§ **DIRECTIONS**: How many lines of the data hold the word "цена"? State the number and nothing else.

§ **EXERCISE MATERIAL**:
• • • • • • •

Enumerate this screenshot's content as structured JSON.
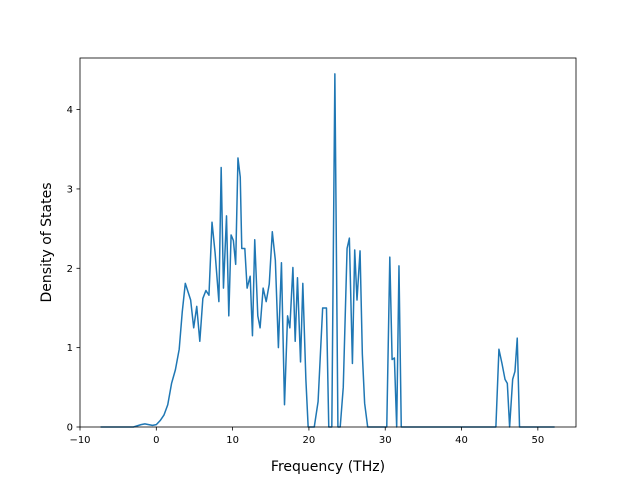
{
  "chart_data": {
    "type": "line",
    "xlabel": "Frequency (THz)",
    "ylabel": "Density of States",
    "xlim": [
      -10,
      55
    ],
    "ylim": [
      0,
      4.65
    ],
    "xticks": [
      -10,
      0,
      10,
      20,
      30,
      40,
      50
    ],
    "yticks": [
      0,
      1,
      2,
      3,
      4
    ],
    "xtick_labels": [
      "−10",
      "0",
      "10",
      "20",
      "30",
      "40",
      "50"
    ],
    "ytick_labels": [
      "0",
      "1",
      "2",
      "3",
      "4"
    ],
    "grid": false,
    "legend": "none",
    "series": [
      {
        "color": "#1f77b4",
        "x": [
          -7.3,
          -3.0,
          -2.0,
          -1.5,
          -1.0,
          -0.5,
          0.0,
          0.5,
          1.0,
          1.5,
          2.0,
          2.5,
          3.0,
          3.4,
          3.8,
          4.5,
          4.9,
          5.3,
          5.7,
          6.1,
          6.5,
          6.9,
          7.3,
          7.7,
          8.2,
          8.5,
          8.8,
          9.2,
          9.5,
          9.8,
          10.1,
          10.4,
          10.7,
          11.0,
          11.2,
          11.6,
          11.9,
          12.3,
          12.6,
          12.9,
          13.3,
          13.6,
          14.0,
          14.4,
          14.8,
          15.2,
          15.6,
          16.0,
          16.4,
          16.8,
          17.2,
          17.5,
          17.9,
          18.2,
          18.5,
          18.9,
          19.2,
          19.6,
          19.9,
          20.3,
          20.7,
          21.2,
          21.8,
          22.3,
          22.6,
          23.0,
          23.4,
          23.8,
          24.1,
          24.5,
          25.0,
          25.3,
          25.7,
          26.0,
          26.3,
          26.7,
          27.0,
          27.3,
          27.7,
          28.2,
          28.6,
          29.5,
          30.2,
          30.6,
          30.9,
          31.2,
          31.5,
          31.8,
          32.1,
          32.4,
          32.8,
          33.5,
          44.5,
          44.9,
          45.3,
          45.7,
          46.0,
          46.3,
          46.7,
          47.0,
          47.3,
          47.6,
          48.0,
          52.2
        ],
        "y": [
          0.0,
          0.0,
          0.03,
          0.04,
          0.03,
          0.02,
          0.03,
          0.08,
          0.15,
          0.28,
          0.55,
          0.72,
          0.98,
          1.45,
          1.81,
          1.6,
          1.25,
          1.52,
          1.08,
          1.62,
          1.72,
          1.66,
          2.58,
          2.2,
          1.58,
          3.27,
          1.75,
          2.66,
          1.4,
          2.42,
          2.35,
          2.05,
          3.39,
          3.15,
          2.25,
          2.25,
          1.75,
          1.9,
          1.15,
          2.36,
          1.4,
          1.25,
          1.75,
          1.58,
          1.8,
          2.46,
          2.1,
          1.0,
          2.07,
          0.28,
          1.4,
          1.25,
          2.01,
          1.08,
          1.88,
          0.82,
          1.81,
          0.6,
          0.0,
          0.0,
          0.0,
          0.32,
          1.5,
          1.5,
          0.0,
          0.0,
          4.45,
          0.0,
          0.0,
          0.5,
          2.25,
          2.38,
          0.8,
          2.23,
          1.6,
          2.22,
          0.92,
          0.3,
          0.0,
          0.0,
          0.0,
          0.0,
          0.0,
          2.14,
          0.85,
          0.87,
          0.0,
          2.03,
          0.0,
          0.0,
          0.0,
          0.0,
          0.0,
          0.98,
          0.8,
          0.6,
          0.55,
          0.0,
          0.6,
          0.7,
          1.12,
          0.0,
          0.0,
          0.0
        ]
      }
    ]
  }
}
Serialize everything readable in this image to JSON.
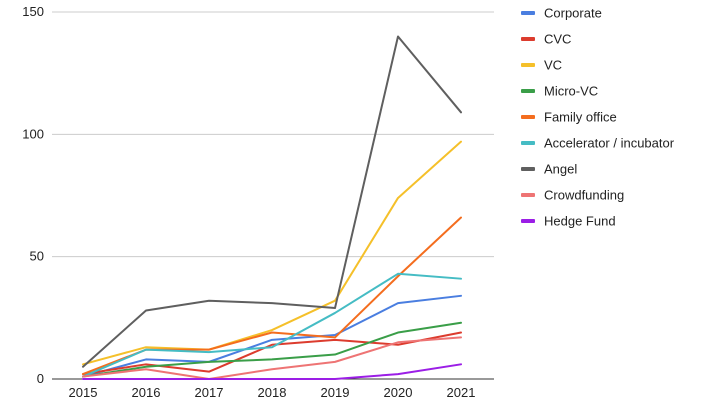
{
  "chart_data": {
    "type": "line",
    "title": "",
    "xlabel": "",
    "ylabel": "",
    "x": [
      2015,
      2016,
      2017,
      2018,
      2019,
      2020,
      2021
    ],
    "x_tick_labels": [
      "2015",
      "2016",
      "2017",
      "2018",
      "2019",
      "2020",
      "2021"
    ],
    "y_ticks": [
      0,
      50,
      100,
      150
    ],
    "y_tick_labels": [
      "0",
      "50",
      "100",
      "150"
    ],
    "ylim": [
      0,
      150
    ],
    "grid": "horizontal",
    "legend_position": "right",
    "series": [
      {
        "name": "Corporate",
        "color": "#4a7ee0",
        "values": [
          1,
          8,
          7,
          16,
          18,
          31,
          34
        ]
      },
      {
        "name": "CVC",
        "color": "#dc3c2e",
        "values": [
          2,
          6,
          3,
          14,
          16,
          14,
          19
        ]
      },
      {
        "name": "VC",
        "color": "#f5c02a",
        "values": [
          6,
          13,
          12,
          20,
          32,
          74,
          97
        ]
      },
      {
        "name": "Micro-VC",
        "color": "#3a9e48",
        "values": [
          1,
          5,
          7,
          8,
          10,
          19,
          23
        ]
      },
      {
        "name": "Family office",
        "color": "#f46d1e",
        "values": [
          2,
          12,
          12,
          19,
          17,
          42,
          66
        ]
      },
      {
        "name": "Accelerator / incubator",
        "color": "#45bcc4",
        "values": [
          1,
          12,
          11,
          13,
          27,
          43,
          41
        ]
      },
      {
        "name": "Angel",
        "color": "#5f5f5f",
        "values": [
          5,
          28,
          32,
          31,
          29,
          140,
          109
        ]
      },
      {
        "name": "Crowdfunding",
        "color": "#ee7474",
        "values": [
          1,
          4,
          0,
          4,
          7,
          15,
          17
        ]
      },
      {
        "name": "Hedge Fund",
        "color": "#9b1ee6",
        "values": [
          0,
          0,
          0,
          0,
          0,
          2,
          6
        ]
      }
    ]
  }
}
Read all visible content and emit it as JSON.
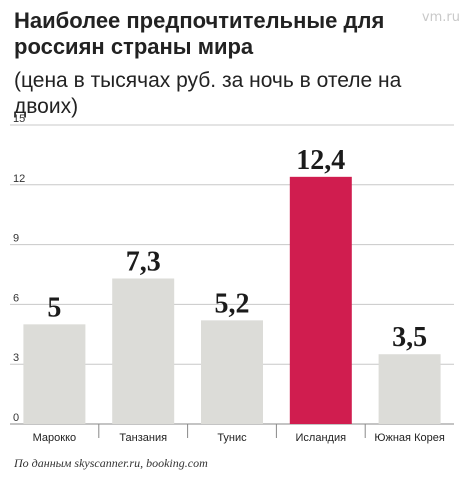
{
  "header": {
    "title": "Наиболее предпочтительные для россиян страны мира",
    "subtitle": "(цена в тысячах руб. за ночь в отеле на двоих)"
  },
  "watermark": "vm.ru",
  "source": "По данным skyscanner.ru, booking.com",
  "colors": {
    "bar": "#dcdcd8",
    "highlight": "#d01d4f",
    "grid": "#c8c8c8",
    "text": "#1b1b1b"
  },
  "chart_data": {
    "type": "bar",
    "title": "Наиболее предпочтительные для россиян страны мира",
    "subtitle": "(цена в тысячах руб. за ночь в отеле на двоих)",
    "categories": [
      "Марокко",
      "Танзания",
      "Тунис",
      "Исландия",
      "Южная Корея"
    ],
    "values": [
      5,
      7.3,
      5.2,
      12.4,
      3.5
    ],
    "value_labels": [
      "5",
      "7,3",
      "5,2",
      "12,4",
      "3,5"
    ],
    "highlight_index": 3,
    "ylim": [
      0,
      15
    ],
    "yticks": [
      0,
      3,
      6,
      9,
      12,
      15
    ],
    "ytick_labels": [
      "0",
      "3",
      "6",
      "9",
      "12",
      "15"
    ],
    "grid": true
  }
}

• • • • • • •

§ **CORRECT RESULT**: 2